Copy out the items word for word, from the start of the records through the line containing "309, 1553, 333]", both ends included.

# Data rows start

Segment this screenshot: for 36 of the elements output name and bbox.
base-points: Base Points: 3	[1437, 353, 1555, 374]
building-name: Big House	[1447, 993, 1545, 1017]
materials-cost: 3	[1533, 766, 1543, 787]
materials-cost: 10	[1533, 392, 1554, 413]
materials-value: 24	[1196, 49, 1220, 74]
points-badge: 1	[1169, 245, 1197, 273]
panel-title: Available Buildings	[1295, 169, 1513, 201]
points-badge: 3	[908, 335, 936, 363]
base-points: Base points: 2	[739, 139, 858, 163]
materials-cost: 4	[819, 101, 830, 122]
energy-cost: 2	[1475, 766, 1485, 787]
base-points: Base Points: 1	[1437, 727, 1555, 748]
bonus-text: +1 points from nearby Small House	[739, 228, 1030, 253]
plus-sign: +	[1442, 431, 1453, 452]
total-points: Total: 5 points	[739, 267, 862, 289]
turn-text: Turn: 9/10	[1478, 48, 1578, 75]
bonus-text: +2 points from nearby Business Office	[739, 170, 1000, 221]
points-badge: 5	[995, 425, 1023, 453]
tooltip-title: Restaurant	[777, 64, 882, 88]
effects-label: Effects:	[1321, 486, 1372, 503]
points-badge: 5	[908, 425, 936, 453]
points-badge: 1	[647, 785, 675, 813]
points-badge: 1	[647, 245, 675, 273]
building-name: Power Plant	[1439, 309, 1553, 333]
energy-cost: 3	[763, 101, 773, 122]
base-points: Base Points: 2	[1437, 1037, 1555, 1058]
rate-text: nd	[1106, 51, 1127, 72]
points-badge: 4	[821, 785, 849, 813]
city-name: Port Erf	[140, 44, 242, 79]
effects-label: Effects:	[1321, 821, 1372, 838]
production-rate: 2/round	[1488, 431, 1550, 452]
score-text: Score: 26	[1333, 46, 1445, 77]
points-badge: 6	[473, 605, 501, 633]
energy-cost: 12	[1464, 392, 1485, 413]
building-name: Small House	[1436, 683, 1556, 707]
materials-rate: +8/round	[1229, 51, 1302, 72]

# Data rows end

--- Task output ---
Segment this screenshot: for 36 of the elements output name and bbox.
base-points: Base Points: 3	[1437, 353, 1555, 374]
building-name: Big House	[1447, 993, 1545, 1017]
materials-cost: 3	[1533, 766, 1543, 787]
materials-cost: 10	[1533, 392, 1554, 413]
materials-value: 24	[1196, 49, 1220, 74]
points-badge: 1	[1169, 245, 1197, 273]
panel-title: Available Buildings	[1295, 169, 1513, 201]
points-badge: 3	[908, 335, 936, 363]
base-points: Base points: 2	[739, 139, 858, 163]
materials-cost: 4	[819, 101, 830, 122]
energy-cost: 2	[1475, 766, 1485, 787]
base-points: Base Points: 1	[1437, 727, 1555, 748]
bonus-text: +1 points from nearby Small House	[739, 228, 1030, 253]
plus-sign: +	[1442, 431, 1453, 452]
total-points: Total: 5 points	[739, 267, 862, 289]
turn-text: Turn: 9/10	[1478, 48, 1578, 75]
bonus-text: +2 points from nearby Business Office	[739, 170, 1000, 221]
points-badge: 5	[995, 425, 1023, 453]
tooltip-title: Restaurant	[777, 64, 882, 88]
effects-label: Effects:	[1321, 486, 1372, 503]
points-badge: 5	[908, 425, 936, 453]
points-badge: 1	[647, 785, 675, 813]
points-badge: 1	[647, 245, 675, 273]
building-name: Power Plant	[1439, 309, 1553, 333]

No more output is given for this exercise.